━━━━━ Extracted entries ━━━━━

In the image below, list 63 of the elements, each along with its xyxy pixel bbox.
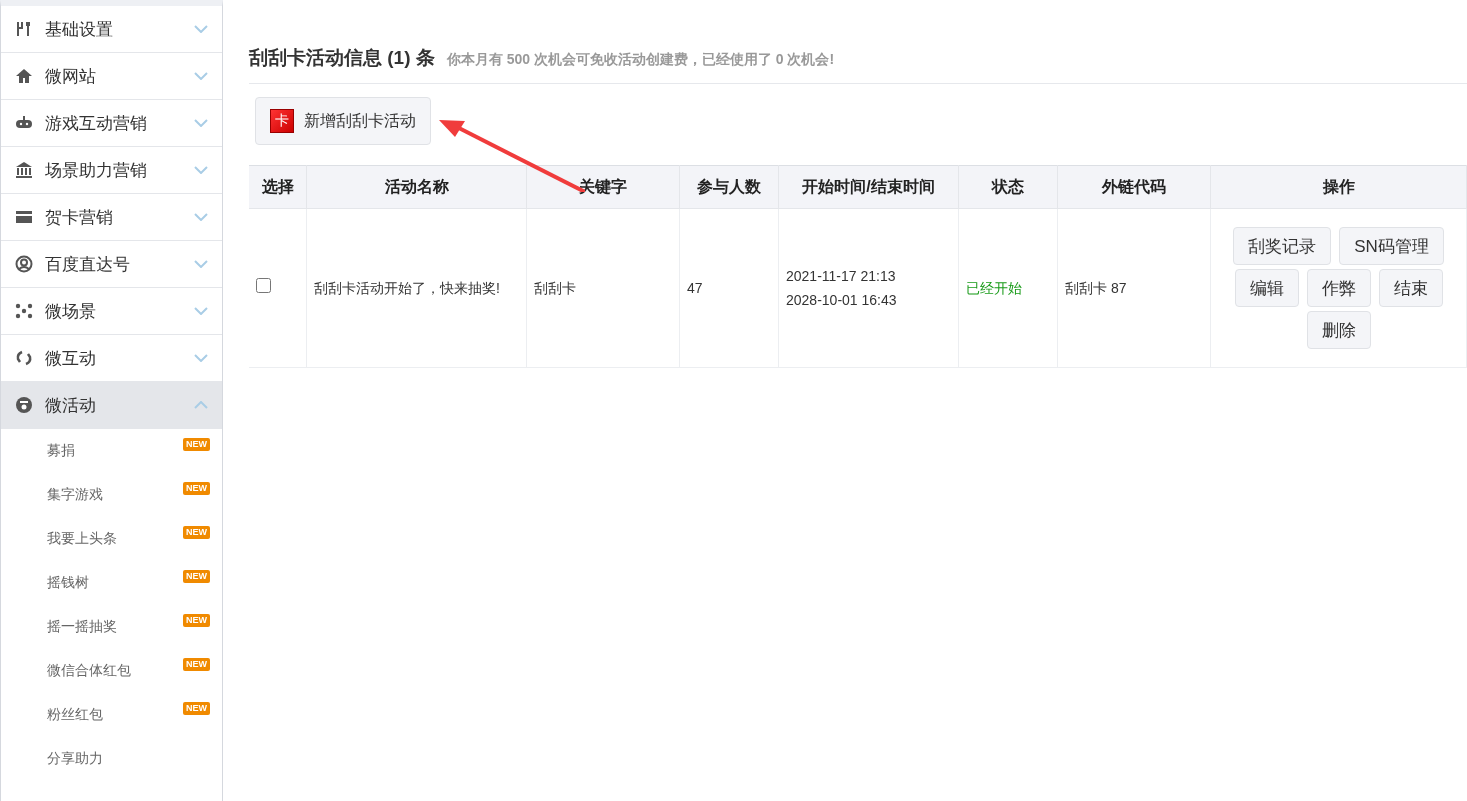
sidebar-item[interactable]: 基础设置 xyxy=(1,6,222,53)
action-button[interactable]: 删除 xyxy=(1306,311,1371,349)
chevron-down-icon xyxy=(194,354,208,362)
status-cell: 已经开始 xyxy=(958,208,1058,368)
submenu-item[interactable]: 粉丝红包 NEW xyxy=(1,693,222,737)
column-header: 选择 xyxy=(249,165,307,209)
page-title: 刮刮卡活动信息 (1) 条 xyxy=(249,46,435,70)
user-circle-icon xyxy=(15,255,33,273)
action-button[interactable]: 结束 xyxy=(1378,269,1443,307)
submenu-item[interactable]: 集字游戏 NEW xyxy=(1,473,222,517)
table-cell: 47 xyxy=(679,208,779,368)
submenu-item[interactable]: 我要上头条 NEW xyxy=(1,517,222,561)
new-badge: NEW xyxy=(183,613,210,627)
chevron-down-icon xyxy=(194,307,208,315)
sidebar-item[interactable]: 微场景 xyxy=(1,288,222,335)
bank-icon xyxy=(15,161,33,179)
chevron-up-icon xyxy=(194,401,208,409)
submenu-item[interactable]: 募捐 NEW xyxy=(1,429,222,473)
sidebar-item[interactable]: 百度直达号 xyxy=(1,241,222,288)
submenu-item[interactable]: 摇一摇抽奖 NEW xyxy=(1,605,222,649)
table-cell: 刮刮卡 xyxy=(526,208,680,368)
column-header: 参与人数 xyxy=(679,165,779,209)
action-button[interactable]: SN码管理 xyxy=(1339,227,1444,265)
column-header: 开始时间/结束时间 xyxy=(778,165,959,209)
table-cell: 刮刮卡活动开始了，快来抽奖! xyxy=(306,208,527,368)
sidebar-item[interactable]: 游戏互动营销 xyxy=(1,100,222,147)
chevron-down-icon xyxy=(194,166,208,174)
card-logo-icon: 卡 xyxy=(270,109,294,133)
submenu-item[interactable]: 微信合体红包 NEW xyxy=(1,649,222,693)
sidebar-item[interactable]: 微网站 xyxy=(1,53,222,100)
table-cell: 刮刮卡 87 xyxy=(1057,208,1211,368)
chevron-down-icon xyxy=(194,119,208,127)
chevron-down-icon xyxy=(194,25,208,33)
row-checkbox[interactable] xyxy=(256,278,271,293)
new-badge: NEW xyxy=(183,437,210,451)
submenu-item[interactable]: 分享助力 xyxy=(1,737,222,781)
column-header: 活动名称 xyxy=(306,165,527,209)
chevron-down-icon xyxy=(194,213,208,221)
column-header: 外链代码 xyxy=(1057,165,1211,209)
sidebar-item[interactable]: 贺卡营销 xyxy=(1,194,222,241)
quota-note: 你本月有 500 次机会可免收活动创建费，已经使用了 0 次机会! xyxy=(446,51,835,69)
column-header: 关键字 xyxy=(526,165,680,209)
sidebar-item[interactable]: 微活动 xyxy=(1,382,222,429)
new-badge: NEW xyxy=(183,481,210,495)
add-activity-button[interactable]: 卡 新增刮刮卡活动 xyxy=(255,97,431,145)
new-badge: NEW xyxy=(183,701,210,715)
nodes-icon xyxy=(15,302,33,320)
new-badge: NEW xyxy=(183,525,210,539)
submenu-item[interactable]: 摇钱树 NEW xyxy=(1,561,222,605)
home-icon xyxy=(15,67,33,85)
chevron-down-icon xyxy=(194,260,208,268)
chevron-down-icon xyxy=(194,72,208,80)
column-header: 操作 xyxy=(1210,165,1467,209)
action-button[interactable]: 刮奖记录 xyxy=(1233,227,1332,265)
action-button[interactable]: 作弊 xyxy=(1306,269,1371,307)
sidebar-item[interactable]: 场景助力营销 xyxy=(1,147,222,194)
card-icon xyxy=(15,208,33,226)
table-cell: 2021-11-17 21:13 2028-10-01 16:43 xyxy=(778,208,959,368)
action-button[interactable]: 编辑 xyxy=(1234,269,1299,307)
column-header: 状态 xyxy=(958,165,1058,209)
exchange-icon xyxy=(15,349,33,367)
new-badge: NEW xyxy=(183,657,210,671)
new-badge: NEW xyxy=(183,569,210,583)
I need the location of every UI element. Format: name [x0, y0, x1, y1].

━━━━━

*Aim of the exercise*:
Set down every one of the lines above word for word, omitting the pictures.

*In response*:
In the image below, list 63 of the elements, each along with its xyxy pixel bbox.
sidebar-item[interactable]: 基础设置 xyxy=(1,6,222,53)
action-button[interactable]: 删除 xyxy=(1306,311,1371,349)
chevron-down-icon xyxy=(194,354,208,362)
status-cell: 已经开始 xyxy=(958,208,1058,368)
submenu-item[interactable]: 粉丝红包 NEW xyxy=(1,693,222,737)
column-header: 选择 xyxy=(249,165,307,209)
page-title: 刮刮卡活动信息 (1) 条 xyxy=(249,46,435,70)
user-circle-icon xyxy=(15,255,33,273)
action-button[interactable]: 结束 xyxy=(1378,269,1443,307)
submenu-item[interactable]: 集字游戏 NEW xyxy=(1,473,222,517)
table-cell: 47 xyxy=(679,208,779,368)
submenu-item[interactable]: 我要上头条 NEW xyxy=(1,517,222,561)
new-badge: NEW xyxy=(183,613,210,627)
chevron-down-icon xyxy=(194,307,208,315)
sidebar-item[interactable]: 微场景 xyxy=(1,288,222,335)
bank-icon xyxy=(15,161,33,179)
chevron-up-icon xyxy=(194,401,208,409)
submenu-item[interactable]: 募捐 NEW xyxy=(1,429,222,473)
sidebar-item[interactable]: 百度直达号 xyxy=(1,241,222,288)
submenu-item[interactable]: 摇一摇抽奖 NEW xyxy=(1,605,222,649)
table-cell: 刮刮卡 xyxy=(526,208,680,368)
column-header: 参与人数 xyxy=(679,165,779,209)
action-button[interactable]: SN码管理 xyxy=(1339,227,1444,265)
column-header: 开始时间/结束时间 xyxy=(778,165,959,209)
table-cell: 刮刮卡活动开始了，快来抽奖! xyxy=(306,208,527,368)
sidebar-item[interactable]: 游戏互动营销 xyxy=(1,100,222,147)
chevron-down-icon xyxy=(194,166,208,174)
card-logo-icon: 卡 xyxy=(270,109,294,133)
submenu-item[interactable]: 微信合体红包 NEW xyxy=(1,649,222,693)
sidebar-item[interactable]: 微网站 xyxy=(1,53,222,100)
table-cell: 刮刮卡 87 xyxy=(1057,208,1211,368)
chevron-down-icon xyxy=(194,119,208,127)
chevron-down-icon xyxy=(194,25,208,33)
row-checkbox[interactable] xyxy=(256,278,271,293)
new-badge: NEW xyxy=(183,437,210,451)
submenu-item[interactable]: 分享助力 xyxy=(1,737,222,781)
column-header: 活动名称 xyxy=(306,165,527,209)
chevron-down-icon xyxy=(194,213,208,221)
column-header: 外链代码 xyxy=(1057,165,1211,209)
sidebar-item[interactable]: 贺卡营销 xyxy=(1,194,222,241)
quota-note: 你本月有 500 次机会可免收活动创建费，已经使用了 0 次机会! xyxy=(446,51,835,69)
column-header: 关键字 xyxy=(526,165,680,209)
sidebar-item[interactable]: 微活动 xyxy=(1,382,222,429)
new-badge: NEW xyxy=(183,481,210,495)
add-activity-button[interactable]: 卡 新增刮刮卡活动 xyxy=(255,97,431,145)
new-badge: NEW xyxy=(183,701,210,715)
nodes-icon xyxy=(15,302,33,320)
new-badge: NEW xyxy=(183,525,210,539)
submenu-item[interactable]: 摇钱树 NEW xyxy=(1,561,222,605)
home-icon xyxy=(15,67,33,85)
chevron-down-icon xyxy=(194,260,208,268)
chevron-down-icon xyxy=(194,72,208,80)
column-header: 操作 xyxy=(1210,165,1467,209)
action-button[interactable]: 刮奖记录 xyxy=(1233,227,1332,265)
action-button[interactable]: 作弊 xyxy=(1306,269,1371,307)
sidebar-item[interactable]: 场景助力营销 xyxy=(1,147,222,194)
card-icon xyxy=(15,208,33,226)
table-cell: 2021-11-17 21:13 2028-10-01 16:43 xyxy=(778,208,959,368)
action-button[interactable]: 编辑 xyxy=(1234,269,1299,307)
column-header: 状态 xyxy=(958,165,1058,209)
exchange-icon xyxy=(15,349,33,367)
new-badge: NEW xyxy=(183,657,210,671)
new-badge: NEW xyxy=(183,569,210,583)
I need the location of every UI element. Format: name [x0, y0, x1, y1].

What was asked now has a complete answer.